■ BRIEF
Extract each line where the string "accent" shows up.

[Stored data entries]

## START

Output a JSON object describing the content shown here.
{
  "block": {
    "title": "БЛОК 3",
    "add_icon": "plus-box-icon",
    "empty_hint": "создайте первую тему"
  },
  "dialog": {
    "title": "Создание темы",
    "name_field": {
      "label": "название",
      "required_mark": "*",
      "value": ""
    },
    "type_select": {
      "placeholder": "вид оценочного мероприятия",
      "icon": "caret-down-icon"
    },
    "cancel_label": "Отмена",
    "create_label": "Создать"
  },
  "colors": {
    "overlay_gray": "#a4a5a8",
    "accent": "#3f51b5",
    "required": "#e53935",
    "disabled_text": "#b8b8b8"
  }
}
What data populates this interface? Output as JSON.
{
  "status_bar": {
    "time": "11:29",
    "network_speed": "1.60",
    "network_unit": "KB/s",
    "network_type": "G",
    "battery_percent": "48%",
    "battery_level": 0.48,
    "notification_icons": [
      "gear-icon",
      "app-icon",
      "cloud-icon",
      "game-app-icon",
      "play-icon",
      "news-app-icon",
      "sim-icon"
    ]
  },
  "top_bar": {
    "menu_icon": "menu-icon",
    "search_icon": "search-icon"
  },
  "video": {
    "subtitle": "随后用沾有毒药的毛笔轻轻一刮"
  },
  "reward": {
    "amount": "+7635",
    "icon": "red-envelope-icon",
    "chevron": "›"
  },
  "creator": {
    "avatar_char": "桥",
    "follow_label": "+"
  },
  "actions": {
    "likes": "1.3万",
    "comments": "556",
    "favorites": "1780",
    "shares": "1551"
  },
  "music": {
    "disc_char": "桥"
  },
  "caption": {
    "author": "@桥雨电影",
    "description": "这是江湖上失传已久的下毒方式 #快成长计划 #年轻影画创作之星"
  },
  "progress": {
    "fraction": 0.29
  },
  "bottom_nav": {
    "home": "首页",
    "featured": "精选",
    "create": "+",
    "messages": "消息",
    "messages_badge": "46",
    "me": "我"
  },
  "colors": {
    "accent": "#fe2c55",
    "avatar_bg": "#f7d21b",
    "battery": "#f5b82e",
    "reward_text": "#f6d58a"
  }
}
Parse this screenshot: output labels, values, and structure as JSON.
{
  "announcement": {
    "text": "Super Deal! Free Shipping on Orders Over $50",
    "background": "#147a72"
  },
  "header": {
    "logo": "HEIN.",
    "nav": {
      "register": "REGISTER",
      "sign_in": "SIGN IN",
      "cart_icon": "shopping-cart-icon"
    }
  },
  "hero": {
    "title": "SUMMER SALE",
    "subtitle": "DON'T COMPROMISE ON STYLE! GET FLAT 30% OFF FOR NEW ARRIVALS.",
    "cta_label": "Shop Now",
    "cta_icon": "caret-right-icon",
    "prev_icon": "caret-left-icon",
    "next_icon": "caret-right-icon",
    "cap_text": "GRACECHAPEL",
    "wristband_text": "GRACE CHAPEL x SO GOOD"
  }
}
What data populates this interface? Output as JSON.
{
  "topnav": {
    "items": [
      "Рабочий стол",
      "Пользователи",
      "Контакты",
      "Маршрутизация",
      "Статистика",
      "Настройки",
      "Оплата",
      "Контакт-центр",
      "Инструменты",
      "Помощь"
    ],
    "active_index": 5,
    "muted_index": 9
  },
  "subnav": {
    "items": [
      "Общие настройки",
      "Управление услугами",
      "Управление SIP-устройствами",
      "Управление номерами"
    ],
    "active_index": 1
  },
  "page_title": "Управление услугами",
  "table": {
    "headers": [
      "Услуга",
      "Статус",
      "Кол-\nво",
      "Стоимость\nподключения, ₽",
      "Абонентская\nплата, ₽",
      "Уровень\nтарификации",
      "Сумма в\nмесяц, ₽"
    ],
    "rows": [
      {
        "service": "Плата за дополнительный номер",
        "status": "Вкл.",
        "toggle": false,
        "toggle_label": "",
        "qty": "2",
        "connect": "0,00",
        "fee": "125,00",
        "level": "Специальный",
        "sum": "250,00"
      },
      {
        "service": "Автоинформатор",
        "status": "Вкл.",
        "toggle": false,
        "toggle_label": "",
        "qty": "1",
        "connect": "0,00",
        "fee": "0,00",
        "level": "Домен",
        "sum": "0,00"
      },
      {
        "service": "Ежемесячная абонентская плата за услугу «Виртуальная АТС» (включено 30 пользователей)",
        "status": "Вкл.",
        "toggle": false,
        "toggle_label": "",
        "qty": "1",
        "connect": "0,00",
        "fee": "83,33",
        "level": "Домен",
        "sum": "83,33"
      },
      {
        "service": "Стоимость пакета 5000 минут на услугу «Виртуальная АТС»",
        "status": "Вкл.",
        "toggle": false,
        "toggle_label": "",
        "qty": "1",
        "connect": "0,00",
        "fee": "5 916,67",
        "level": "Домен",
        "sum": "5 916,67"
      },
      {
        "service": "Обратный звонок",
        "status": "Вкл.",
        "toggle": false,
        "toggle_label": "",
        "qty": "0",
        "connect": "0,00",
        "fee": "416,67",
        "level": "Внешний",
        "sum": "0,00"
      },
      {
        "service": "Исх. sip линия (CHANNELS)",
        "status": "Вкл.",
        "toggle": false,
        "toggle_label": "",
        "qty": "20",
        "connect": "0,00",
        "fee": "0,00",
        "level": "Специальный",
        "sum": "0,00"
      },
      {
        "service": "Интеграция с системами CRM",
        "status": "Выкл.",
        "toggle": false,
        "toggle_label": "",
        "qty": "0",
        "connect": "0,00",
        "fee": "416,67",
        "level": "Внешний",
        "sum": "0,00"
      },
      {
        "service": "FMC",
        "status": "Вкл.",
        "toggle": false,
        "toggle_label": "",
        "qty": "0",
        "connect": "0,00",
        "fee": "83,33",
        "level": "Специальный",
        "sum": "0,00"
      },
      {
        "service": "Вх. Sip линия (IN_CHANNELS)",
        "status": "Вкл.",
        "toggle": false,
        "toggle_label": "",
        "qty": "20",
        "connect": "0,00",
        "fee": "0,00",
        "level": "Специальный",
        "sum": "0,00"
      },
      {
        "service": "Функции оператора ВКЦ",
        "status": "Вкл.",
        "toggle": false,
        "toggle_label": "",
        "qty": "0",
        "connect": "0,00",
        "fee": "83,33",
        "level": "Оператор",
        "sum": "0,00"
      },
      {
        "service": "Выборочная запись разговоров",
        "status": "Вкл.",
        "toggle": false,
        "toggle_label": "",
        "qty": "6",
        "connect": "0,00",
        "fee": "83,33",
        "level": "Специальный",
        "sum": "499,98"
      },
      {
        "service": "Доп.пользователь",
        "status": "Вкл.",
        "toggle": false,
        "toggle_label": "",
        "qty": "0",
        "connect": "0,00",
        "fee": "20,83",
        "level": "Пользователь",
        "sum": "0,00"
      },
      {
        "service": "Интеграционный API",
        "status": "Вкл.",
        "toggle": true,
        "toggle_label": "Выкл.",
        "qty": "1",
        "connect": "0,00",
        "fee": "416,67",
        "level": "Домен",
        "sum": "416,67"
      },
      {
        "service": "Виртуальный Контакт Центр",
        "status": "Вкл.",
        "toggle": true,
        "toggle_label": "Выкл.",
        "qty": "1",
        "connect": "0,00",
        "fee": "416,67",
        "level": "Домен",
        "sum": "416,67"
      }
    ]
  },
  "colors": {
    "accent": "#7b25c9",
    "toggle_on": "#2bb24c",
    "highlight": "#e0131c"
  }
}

## END

■ FULL RESPONSE
    "accent": "#3f51b5",
    "accent": "#fe2c55",
    "accent": "#7b25c9",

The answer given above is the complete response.